▶ TASK INSTRUCTIONS: Every line of the records below should be restated exactly.

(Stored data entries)
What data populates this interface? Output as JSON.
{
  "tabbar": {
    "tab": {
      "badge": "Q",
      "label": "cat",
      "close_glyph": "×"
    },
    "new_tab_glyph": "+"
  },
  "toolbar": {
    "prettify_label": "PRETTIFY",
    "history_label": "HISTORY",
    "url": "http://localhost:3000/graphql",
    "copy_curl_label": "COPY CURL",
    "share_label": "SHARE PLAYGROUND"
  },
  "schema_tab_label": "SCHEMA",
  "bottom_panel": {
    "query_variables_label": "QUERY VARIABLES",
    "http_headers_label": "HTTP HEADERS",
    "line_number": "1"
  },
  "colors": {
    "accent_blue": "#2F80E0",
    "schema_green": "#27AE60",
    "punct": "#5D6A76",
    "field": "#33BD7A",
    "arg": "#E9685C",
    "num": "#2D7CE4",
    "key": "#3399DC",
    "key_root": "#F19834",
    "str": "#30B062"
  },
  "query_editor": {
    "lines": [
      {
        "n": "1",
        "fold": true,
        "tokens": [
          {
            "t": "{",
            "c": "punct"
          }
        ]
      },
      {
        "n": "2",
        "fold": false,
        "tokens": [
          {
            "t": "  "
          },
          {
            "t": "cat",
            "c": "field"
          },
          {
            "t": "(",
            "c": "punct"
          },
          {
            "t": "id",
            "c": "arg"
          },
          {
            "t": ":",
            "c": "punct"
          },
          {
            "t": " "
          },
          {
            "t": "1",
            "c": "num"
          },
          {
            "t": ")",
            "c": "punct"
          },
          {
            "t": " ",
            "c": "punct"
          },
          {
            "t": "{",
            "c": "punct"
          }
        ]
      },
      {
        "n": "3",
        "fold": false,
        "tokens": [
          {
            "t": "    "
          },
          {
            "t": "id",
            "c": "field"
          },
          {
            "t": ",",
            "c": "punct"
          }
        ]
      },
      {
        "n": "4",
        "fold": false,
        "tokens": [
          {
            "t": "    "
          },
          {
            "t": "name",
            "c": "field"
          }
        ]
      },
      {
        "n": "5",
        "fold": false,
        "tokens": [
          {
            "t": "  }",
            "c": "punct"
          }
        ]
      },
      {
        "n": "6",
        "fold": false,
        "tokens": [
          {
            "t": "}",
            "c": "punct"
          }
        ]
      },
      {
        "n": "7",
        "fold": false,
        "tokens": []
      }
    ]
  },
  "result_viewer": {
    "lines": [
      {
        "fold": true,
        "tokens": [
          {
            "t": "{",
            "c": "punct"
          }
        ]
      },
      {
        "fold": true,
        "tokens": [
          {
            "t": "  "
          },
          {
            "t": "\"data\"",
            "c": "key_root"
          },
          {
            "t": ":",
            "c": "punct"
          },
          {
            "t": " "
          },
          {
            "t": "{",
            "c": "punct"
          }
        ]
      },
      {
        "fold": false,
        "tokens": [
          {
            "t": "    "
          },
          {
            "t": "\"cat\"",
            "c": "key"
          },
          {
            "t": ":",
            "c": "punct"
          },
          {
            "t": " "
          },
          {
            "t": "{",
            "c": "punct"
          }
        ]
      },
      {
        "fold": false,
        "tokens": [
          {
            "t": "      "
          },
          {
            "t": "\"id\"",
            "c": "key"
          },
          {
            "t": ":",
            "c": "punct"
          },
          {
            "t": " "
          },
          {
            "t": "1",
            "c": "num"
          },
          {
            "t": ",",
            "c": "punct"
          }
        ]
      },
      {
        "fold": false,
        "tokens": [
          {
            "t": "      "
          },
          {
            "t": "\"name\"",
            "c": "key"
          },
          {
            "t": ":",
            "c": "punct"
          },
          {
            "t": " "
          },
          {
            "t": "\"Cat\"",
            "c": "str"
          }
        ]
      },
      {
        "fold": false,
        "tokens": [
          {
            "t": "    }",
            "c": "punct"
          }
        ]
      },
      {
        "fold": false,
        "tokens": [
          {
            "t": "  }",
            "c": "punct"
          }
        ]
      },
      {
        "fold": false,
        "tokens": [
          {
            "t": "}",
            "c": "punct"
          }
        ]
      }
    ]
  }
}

▶ OUTPUT FOR THIS EXERCISE:
What data populates this interface? Output as JSON.
{
  "tabbar": {
    "tab": {
      "badge": "Q",
      "label": "cat",
      "close_glyph": "×"
    },
    "new_tab_glyph": "+"
  },
  "toolbar": {
    "prettify_label": "PRETTIFY",
    "history_label": "HISTORY",
    "url": "http://localhost:3000/graphql",
    "copy_curl_label": "COPY CURL",
    "share_label": "SHARE PLAYGROUND"
  },
  "schema_tab_label": "SCHEMA",
  "bottom_panel": {
    "query_variables_label": "QUERY VARIABLES",
    "http_headers_label": "HTTP HEADERS",
    "line_number": "1"
  },
  "colors": {
    "accent_blue": "#2F80E0",
    "schema_green": "#27AE60",
    "punct": "#5D6A76",
    "field": "#33BD7A",
    "arg": "#E9685C",
    "num": "#2D7CE4",
    "key": "#3399DC",
    "key_root": "#F19834",
    "str": "#30B062"
  },
  "query_editor": {
    "lines": [
      {
        "n": "1",
        "fold": true,
        "tokens": [
          {
            "t": "{",
            "c": "punct"
          }
        ]
      },
      {
        "n": "2",
        "fold": false,
        "tokens": [
          {
            "t": "  "
          },
          {
            "t": "cat",
            "c": "field"
          },
          {
            "t": "(",
            "c": "punct"
          },
          {
            "t": "id",
            "c": "arg"
          },
          {
            "t": ":",
            "c": "punct"
          },
          {
            "t": " "
          },
          {
            "t": "1",
            "c": "num"
          },
          {
            "t": ")",
            "c": "punct"
          },
          {
            "t": " ",
            "c": "punct"
          },
          {
            "t": "{",
            "c": "punct"
          }
        ]
      },
      {
        "n": "3",
        "fold": false,
        "tokens": [
          {
            "t": "    "
          },
          {
            "t": "id",
            "c": "field"
          },
          {
            "t": ",",
            "c": "punct"
          }
        ]
      },
      {
        "n": "4",
        "fold": false,
        "tokens": [
          {
            "t": "    "
          },
          {
            "t": "name",
            "c": "field"
          }
        ]
      },
      {
        "n": "5",
        "fold": false,
        "tokens": [
          {
            "t": "  }",
            "c": "punct"
          }
        ]
      },
      {
        "n": "6",
        "fold": false,
        "tokens": [
          {
            "t": "}",
            "c": "punct"
          }
        ]
      },
      {
        "n": "7",
        "fold": false,
        "tokens": []
      }
    ]
  },
  "result_viewer": {
    "lines": [
      {
        "fold": true,
        "tokens": [
          {
            "t": "{",
            "c": "punct"
          }
        ]
      },
      {
        "fold": true,
        "tokens": [
          {
            "t": "  "
          },
          {
            "t": "\"data\"",
            "c": "key_root"
          },
          {
            "t": ":",
            "c": "punct"
          },
          {
            "t": " "
          },
          {
            "t": "{",
            "c": "punct"
          }
        ]
      },
      {
        "fold": false,
        "tokens": [
          {
            "t": "    "
          },
          {
            "t": "\"cat\"",
            "c": "key"
          },
          {
            "t": ":",
            "c": "punct"
          },
          {
            "t": " "
          },
          {
            "t": "{",
            "c": "punct"
          }
        ]
      },
      {
        "fold": false,
        "tokens": [
          {
            "t": "      "
          },
          {
            "t": "\"id\"",
            "c": "key"
          },
          {
            "t": ":",
            "c": "punct"
          },
          {
            "t": " "
          },
          {
            "t": "1",
            "c": "num"
          },
          {
            "t": ",",
            "c": "punct"
          }
        ]
      },
      {
        "fold": false,
        "tokens": [
          {
            "t": "      "
          },
          {
            "t": "\"name\"",
            "c": "key"
          },
          {
            "t": ":",
            "c": "punct"
          },
          {
            "t": " "
          },
          {
            "t": "\"Cat\"",
            "c": "str"
          }
        ]
      },
      {
        "fold": false,
        "tokens": [
          {
            "t": "    }",
            "c": "punct"
          }
        ]
      },
      {
        "fold": false,
        "tokens": [
          {
            "t": "  }",
            "c": "punct"
          }
        ]
      },
      {
        "fold": false,
        "tokens": [
          {
            "t": "}",
            "c": "punct"
          }
        ]
      }
    ]
  }
}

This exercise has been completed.